━━ MATERIALS PROVIDED
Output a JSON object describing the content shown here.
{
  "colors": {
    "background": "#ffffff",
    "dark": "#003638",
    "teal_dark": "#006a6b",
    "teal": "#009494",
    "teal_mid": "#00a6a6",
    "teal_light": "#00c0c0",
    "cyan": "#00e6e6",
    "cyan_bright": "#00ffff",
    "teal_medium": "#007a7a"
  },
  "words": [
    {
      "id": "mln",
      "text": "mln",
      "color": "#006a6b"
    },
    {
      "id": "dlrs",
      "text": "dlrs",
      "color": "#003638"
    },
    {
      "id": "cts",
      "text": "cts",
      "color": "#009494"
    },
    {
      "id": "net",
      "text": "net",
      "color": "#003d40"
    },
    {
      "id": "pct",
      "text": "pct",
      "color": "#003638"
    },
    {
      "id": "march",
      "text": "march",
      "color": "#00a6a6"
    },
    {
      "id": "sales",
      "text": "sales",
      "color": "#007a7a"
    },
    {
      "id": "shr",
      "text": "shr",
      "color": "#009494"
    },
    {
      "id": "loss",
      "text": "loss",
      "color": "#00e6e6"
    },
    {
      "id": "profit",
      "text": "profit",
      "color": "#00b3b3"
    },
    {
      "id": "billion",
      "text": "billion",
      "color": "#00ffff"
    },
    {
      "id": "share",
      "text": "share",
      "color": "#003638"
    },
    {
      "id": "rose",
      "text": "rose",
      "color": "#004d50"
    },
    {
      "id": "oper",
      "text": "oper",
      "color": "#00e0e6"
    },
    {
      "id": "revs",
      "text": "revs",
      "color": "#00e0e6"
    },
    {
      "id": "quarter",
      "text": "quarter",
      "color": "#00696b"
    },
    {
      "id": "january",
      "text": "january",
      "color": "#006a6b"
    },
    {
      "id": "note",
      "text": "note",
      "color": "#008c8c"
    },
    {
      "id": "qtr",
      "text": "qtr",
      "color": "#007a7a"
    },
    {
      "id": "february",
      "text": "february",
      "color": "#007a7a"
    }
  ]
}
━━━━
PROBLEM TO WORK ON:
Quote the data in full, keeping each word unchanged.

EXERCISE RESULT:
Output a JSON object describing the content shown here.
{
  "colors": {
    "background": "#ffffff",
    "dark": "#003638",
    "teal_dark": "#006a6b",
    "teal": "#009494",
    "teal_mid": "#00a6a6",
    "teal_light": "#00c0c0",
    "cyan": "#00e6e6",
    "cyan_bright": "#00ffff",
    "teal_medium": "#007a7a"
  },
  "words": [
    {
      "id": "mln",
      "text": "mln",
      "color": "#006a6b"
    },
    {
      "id": "dlrs",
      "text": "dlrs",
      "color": "#003638"
    },
    {
      "id": "cts",
      "text": "cts",
      "color": "#009494"
    },
    {
      "id": "net",
      "text": "net",
      "color": "#003d40"
    },
    {
      "id": "pct",
      "text": "pct",
      "color": "#003638"
    },
    {
      "id": "march",
      "text": "march",
      "color": "#00a6a6"
    },
    {
      "id": "sales",
      "text": "sales",
      "color": "#007a7a"
    },
    {
      "id": "shr",
      "text": "shr",
      "color": "#009494"
    },
    {
      "id": "loss",
      "text": "loss",
      "color": "#00e6e6"
    },
    {
      "id": "profit",
      "text": "profit",
      "color": "#00b3b3"
    },
    {
      "id": "billion",
      "text": "billion",
      "color": "#00ffff"
    },
    {
      "id": "share",
      "text": "share",
      "color": "#003638"
    },
    {
      "id": "rose",
      "text": "rose",
      "color": "#004d50"
    },
    {
      "id": "oper",
      "text": "oper",
      "color": "#00e0e6"
    },
    {
      "id": "revs",
      "text": "revs",
      "color": "#00e0e6"
    },
    {
      "id": "quarter",
      "text": "quarter",
      "color": "#00696b"
    },
    {
      "id": "january",
      "text": "january",
      "color": "#006a6b"
    },
    {
      "id": "note",
      "text": "note",
      "color": "#008c8c"
    },
    {
      "id": "qtr",
      "text": "qtr",
      "color": "#007a7a"
    },
    {
      "id": "february",
      "text": "february",
      "color": "#007a7a"
    }
  ]
}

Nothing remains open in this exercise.